-- begin Provided information --

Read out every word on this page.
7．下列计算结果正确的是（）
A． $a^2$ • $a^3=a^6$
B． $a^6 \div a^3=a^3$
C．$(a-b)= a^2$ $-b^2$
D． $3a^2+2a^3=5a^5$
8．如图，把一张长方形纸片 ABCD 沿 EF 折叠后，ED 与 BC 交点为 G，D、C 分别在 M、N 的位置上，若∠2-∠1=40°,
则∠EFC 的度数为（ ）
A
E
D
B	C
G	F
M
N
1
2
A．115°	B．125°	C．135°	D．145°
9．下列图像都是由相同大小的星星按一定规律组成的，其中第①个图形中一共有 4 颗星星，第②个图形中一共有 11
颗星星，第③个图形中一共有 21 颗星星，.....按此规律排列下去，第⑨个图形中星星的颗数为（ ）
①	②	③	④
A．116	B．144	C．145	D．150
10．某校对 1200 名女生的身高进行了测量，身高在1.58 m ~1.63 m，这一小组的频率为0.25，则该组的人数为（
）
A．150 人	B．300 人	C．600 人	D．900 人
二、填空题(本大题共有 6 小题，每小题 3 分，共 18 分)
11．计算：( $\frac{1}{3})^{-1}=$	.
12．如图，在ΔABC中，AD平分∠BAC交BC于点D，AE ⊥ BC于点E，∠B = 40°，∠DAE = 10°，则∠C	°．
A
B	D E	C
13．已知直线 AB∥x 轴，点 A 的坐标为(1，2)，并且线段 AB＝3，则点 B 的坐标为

-- end Provided information --

§ What you need to do: All of the material above needs to be retyped word for word.

§ Solution for this task:
Read out every word on this page.
7．下列计算结果正确的是（）
A． $a^2$ • $a^3=a^6$
B． $a^6 \div a^3=a^3$
C．$(a-b)= a^2$ $-b^2$
D． $3a^2+2a^3=5a^5$
8．如图，把一张长方形纸片 ABCD 沿 EF 折叠后，ED 与 BC 交点为 G，D、C 分别在 M、N 的位置上，若∠2-∠1=40°,
则∠EFC 的度数为（ ）
A
E
D
B	C
G	F
M
N
1
2
A．115°	B．125°	C．135°	D．145°
9．下列图像都是由相同大小的星星按一定规律组成的，其中第①个图形中一共有 4 颗星星，第②个图形中一共有 11
颗星星，第③个图形中一共有 21 颗星星，.....按此规律排列下去，第⑨个图形中星星的颗数为（ ）
①	②	③	④
A．116	B．144	C．145	D．150
10．某校对 1200 名女生的身高进行了测量，身高在1.58 m ~1.63 m，这一小组的频率为0.25，则该组的人数为（
）
A．150 人	B．300 人	C．600 人	D．900 人
二、填空题(本大题共有 6 小题，每小题 3 分，共 18 分)
11．计算：( $\frac{1}{3})^{-1}=$	.
12．如图，在ΔABC中，AD平分∠BAC交BC于点D，AE ⊥ BC于点E，∠B = 40°，∠DAE = 10°，则∠C	°．
A
B	D E	C
13．已知直线 AB∥x 轴，点 A 的坐标为(1，2)，并且线段 AB＝3，则点 B 的坐标为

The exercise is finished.